Instructions for the task — Go through the material below and copy each line where the word "What" appears.

====== Records for this exercise ======

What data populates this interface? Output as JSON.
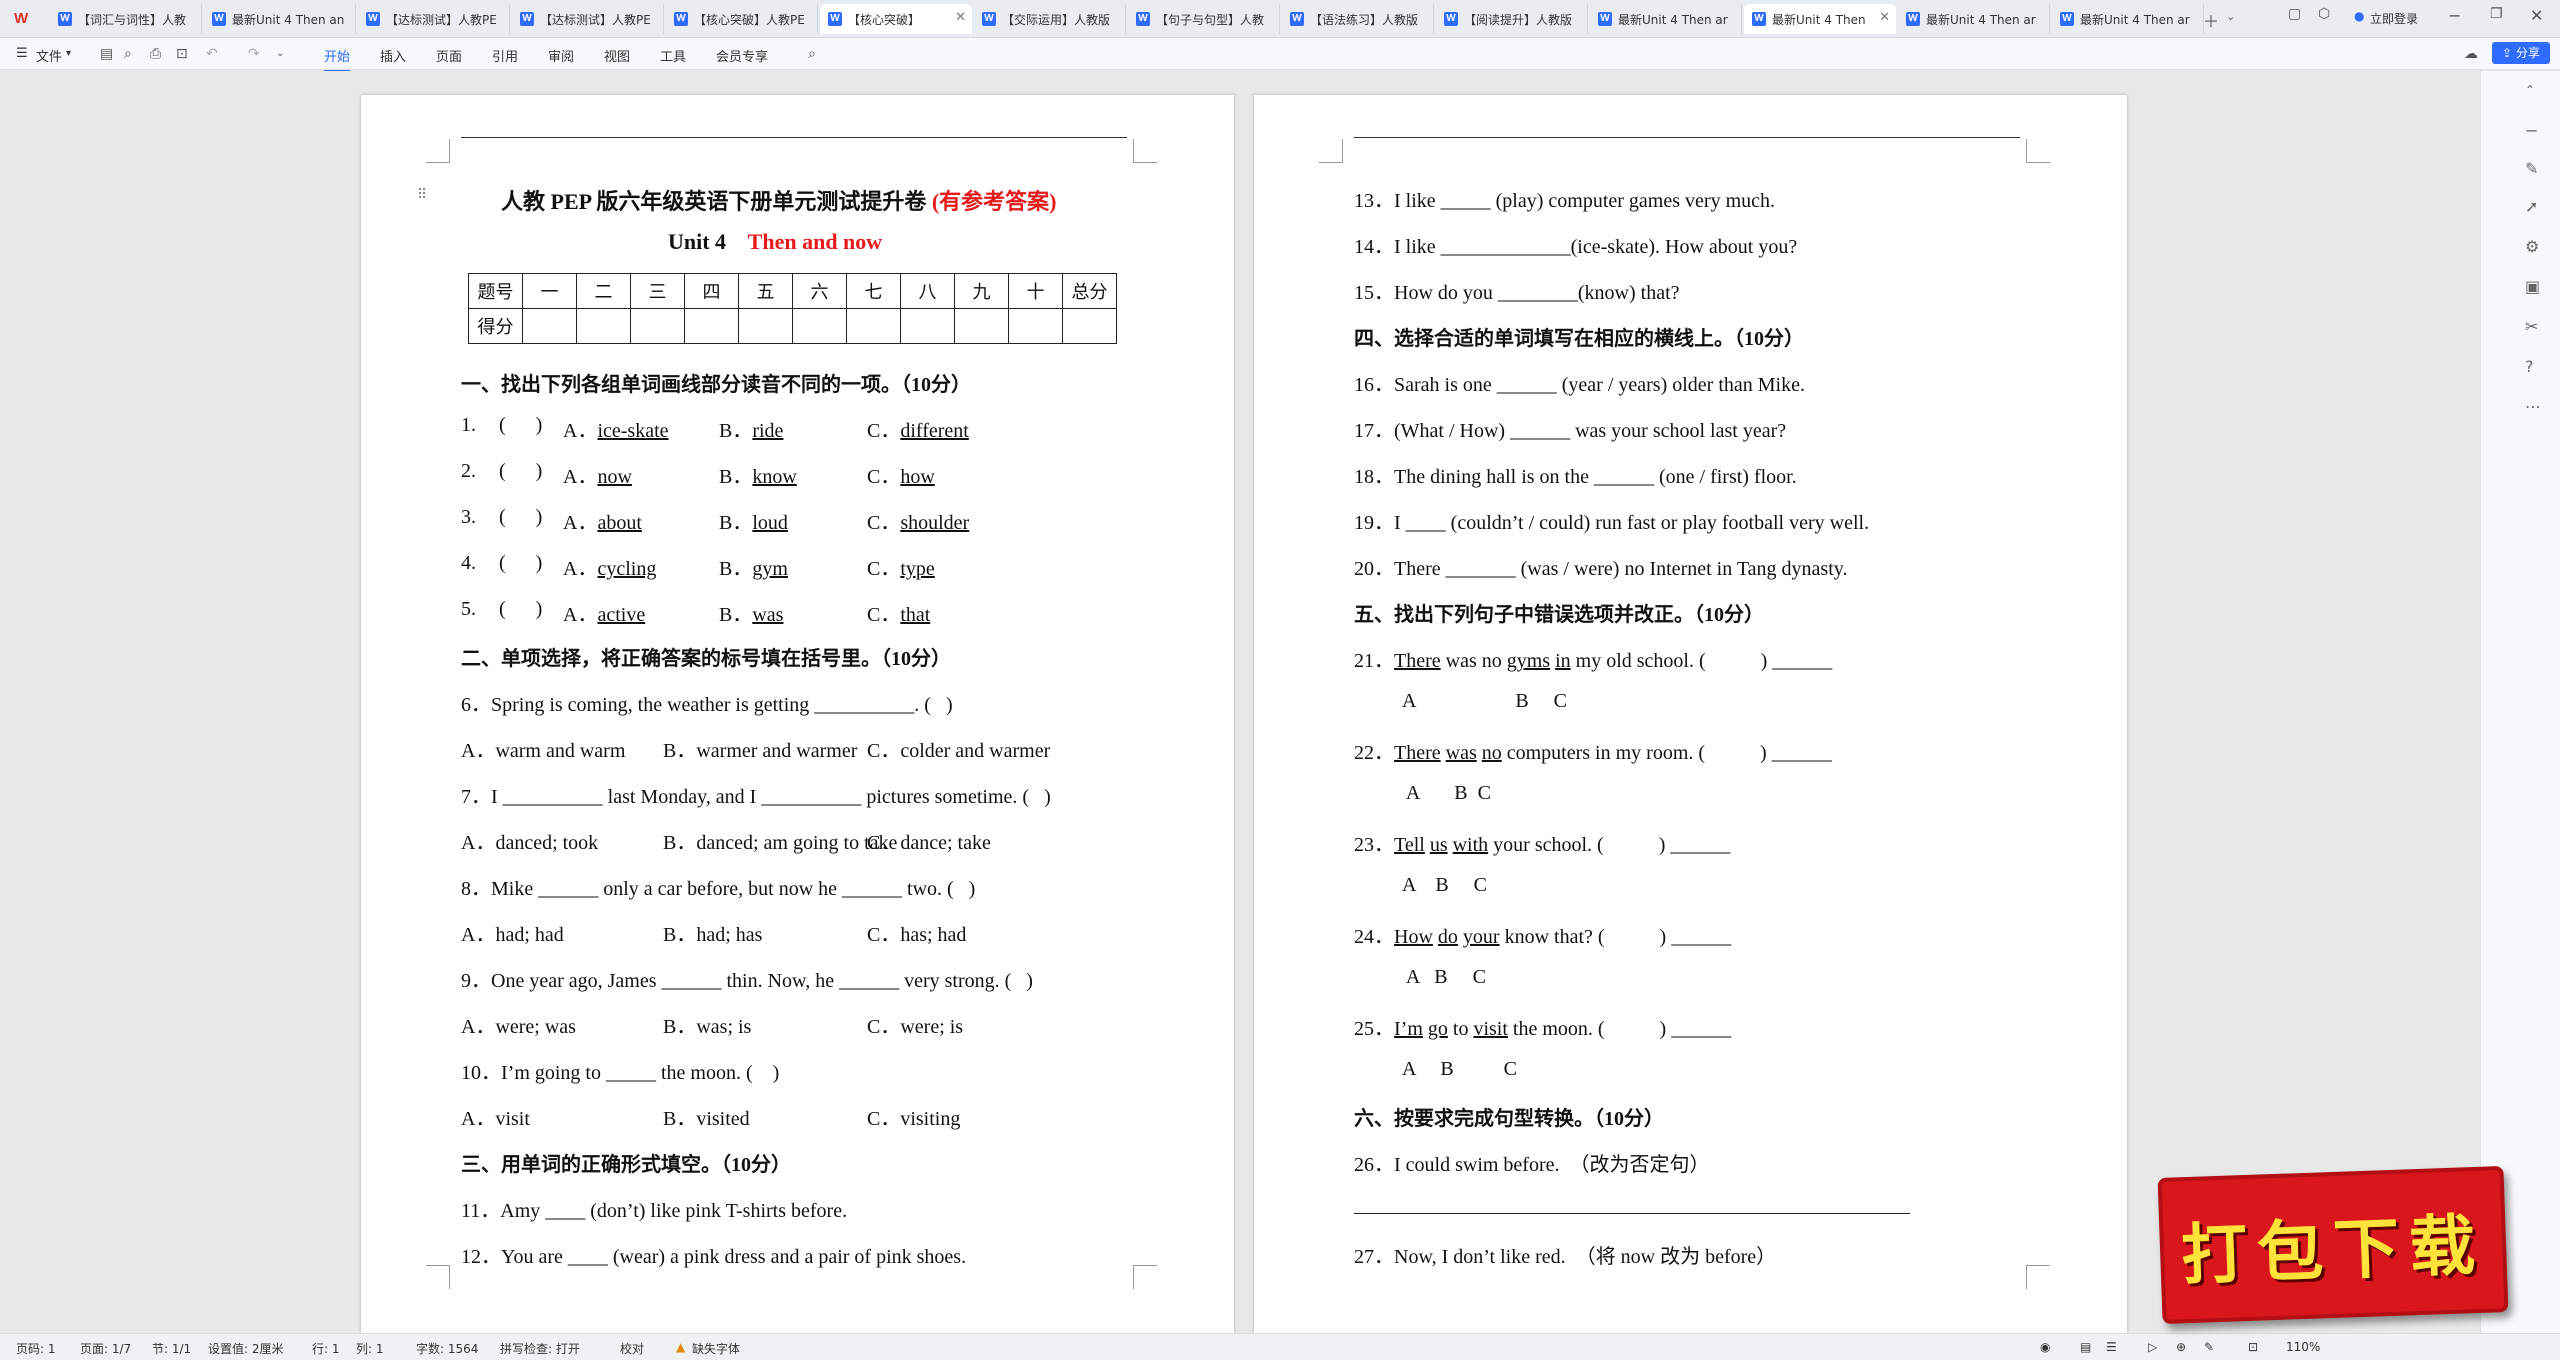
{
  "tabs": [
    {
      "label": "【词汇与词性】人教"
    },
    {
      "label": "最新Unit 4 Then an"
    },
    {
      "label": "【达标测试】人教PE"
    },
    {
      "label": "【达标测试】人教PE"
    },
    {
      "label": "【核心突破】人教PE"
    },
    {
      "label": "【核心突破】"
    },
    {
      "label": "【交际运用】人教版"
    },
    {
      "label": "【句子与句型】人教"
    },
    {
      "label": "【语法练习】人教版"
    },
    {
      "label": "【阅读提升】人教版"
    },
    {
      "label": "最新Unit 4  Then ar"
    },
    {
      "label": "最新Unit 4 Then"
    },
    {
      "label": "最新Unit 4 Then ar"
    },
    {
      "label": "最新Unit 4 Then ar"
    }
  ],
  "login_label": "立即登录",
  "menu": {
    "file": "文件",
    "start": "开始",
    "insert": "插入",
    "page": "页面",
    "ref": "引用",
    "review": "审阅",
    "view": "视图",
    "tools": "工具",
    "member": "会员专享",
    "share": "分享"
  },
  "doc": {
    "title_main": "人教 PEP 版六年级英语下册单元测试提升卷",
    "title_note": "(有参考答案)",
    "unit": "Unit 4",
    "unit_title": "Then and now",
    "table_head": [
      "题号",
      "一",
      "二",
      "三",
      "四",
      "五",
      "六",
      "七",
      "八",
      "九",
      "十",
      "总分"
    ],
    "table_score": "得分",
    "s1": "一、找出下列各组单词画线部分读音不同的一项。（10分）",
    "s1_items": [
      {
        "n": "1.",
        "a": "ice-skate",
        "b": "ride",
        "c": "different"
      },
      {
        "n": "2.",
        "a": "now",
        "b": "know",
        "c": "how"
      },
      {
        "n": "3.",
        "a": "about",
        "b": "loud",
        "c": "shoulder"
      },
      {
        "n": "4.",
        "a": "cycling",
        "b": "gym",
        "c": "type"
      },
      {
        "n": "5.",
        "a": "active",
        "b": "was",
        "c": "that"
      }
    ],
    "bracket": "(      )",
    "s2": "二、单项选择，将正确答案的标号填在括号里。（10分）",
    "q6": "6．Spring is coming, the weather is getting __________. (   )",
    "q6o": [
      "A．warm and warm",
      "B．warmer and warmer",
      "C．colder and warmer"
    ],
    "q7": "7．I __________ last Monday, and I __________ pictures sometime. (   )",
    "q7o": [
      "A．danced; took",
      "B．danced; am going to take",
      "C．dance; take"
    ],
    "q8": "8．Mike ______ only a car before, but now he ______ two. (   )",
    "q8o": [
      "A．had; had",
      "B．had; has",
      "C．has; had"
    ],
    "q9": "9．One year ago, James ______ thin. Now, he ______ very strong. (   )",
    "q9o": [
      "A．were; was",
      "B．was; is",
      "C．were; is"
    ],
    "q10": "10．I’m going to _____ the moon. (    )",
    "q10o": [
      "A．visit",
      "B．visited",
      "C．visiting"
    ],
    "s3": "三、用单词的正确形式填空。（10分）",
    "q11": "11．Amy ____ (don’t) like pink T-shirts before.",
    "q12": "12．You are ____ (wear) a pink dress and a pair of pink shoes.",
    "q13": "13．I like _____ (play) computer games very much.",
    "q14": "14．I like _____________(ice-skate). How about you?",
    "q15": "15．How do you ________(know) that?",
    "s4": "四、选择合适的单词填写在相应的横线上。（10分）",
    "q16": "16．Sarah is one ______ (year / years) older than Mike.",
    "q17": "17．(What / How) ______ was your school last year?",
    "q18": "18．The dining hall is on the ______ (one / first) floor.",
    "q19": "19．I ____ (couldn’t / could) run fast or play football very well.",
    "q20": "20．There _______ (was / were) no Internet in Tang dynasty.",
    "s5": "五、找出下列句子中错误选项并改正。（10分）",
    "q21": {
      "n": "21．",
      "w1": "There",
      "t1": " was no ",
      "w2": "gyms",
      "t2": " ",
      "w3": "in",
      "t3": " my old school. (           ) ______",
      "abc": "A                    B     C"
    },
    "q22": {
      "n": "22．",
      "w1": "There",
      "t1": " ",
      "w2": "was",
      "t2": " ",
      "w3": "no",
      "t3": " computers in my room. (           ) ______",
      "abc": " A       B  C"
    },
    "q23": {
      "n": "23．",
      "w1": "Tell",
      "t1": " ",
      "w2": "us",
      "t2": " ",
      "w3": "with",
      "t3": " your school. (           ) ______",
      "abc": "A    B     C"
    },
    "q24": {
      "n": "24．",
      "w1": "How",
      "t1": " ",
      "w2": "do",
      "t2": " ",
      "w3": "your",
      "t3": " know that? (           ) ______",
      "abc": " A   B     C"
    },
    "q25": {
      "n": "25．",
      "w1": "I’m",
      "t1": " ",
      "w2": "go",
      "t2": " to ",
      "w3": "visit",
      "t3": " the moon. (           ) ______",
      "abc": "A     B          C"
    },
    "s6": "六、按要求完成句型转换。（10分）",
    "q26": "26．I could swim before.  （改为否定句）",
    "q27": "27．Now, I don’t like red.  （将 now 改为 before）"
  },
  "status": {
    "page": "页码: 1",
    "pages": "页面: 1/7",
    "section": "节: 1/1",
    "setting": "设置值: 2厘米",
    "row": "行: 1",
    "col": "列: 1",
    "words": "字数: 1564",
    "spell": "拼写检查: 打开",
    "proof": "校对",
    "font": "缺失字体",
    "zoom": "110%"
  },
  "banner": "打包下载"
}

======

Answer for the task —
What data populates this interface? Output as JSON.
    "q17": "17．(What / How) ______ was your school last year?",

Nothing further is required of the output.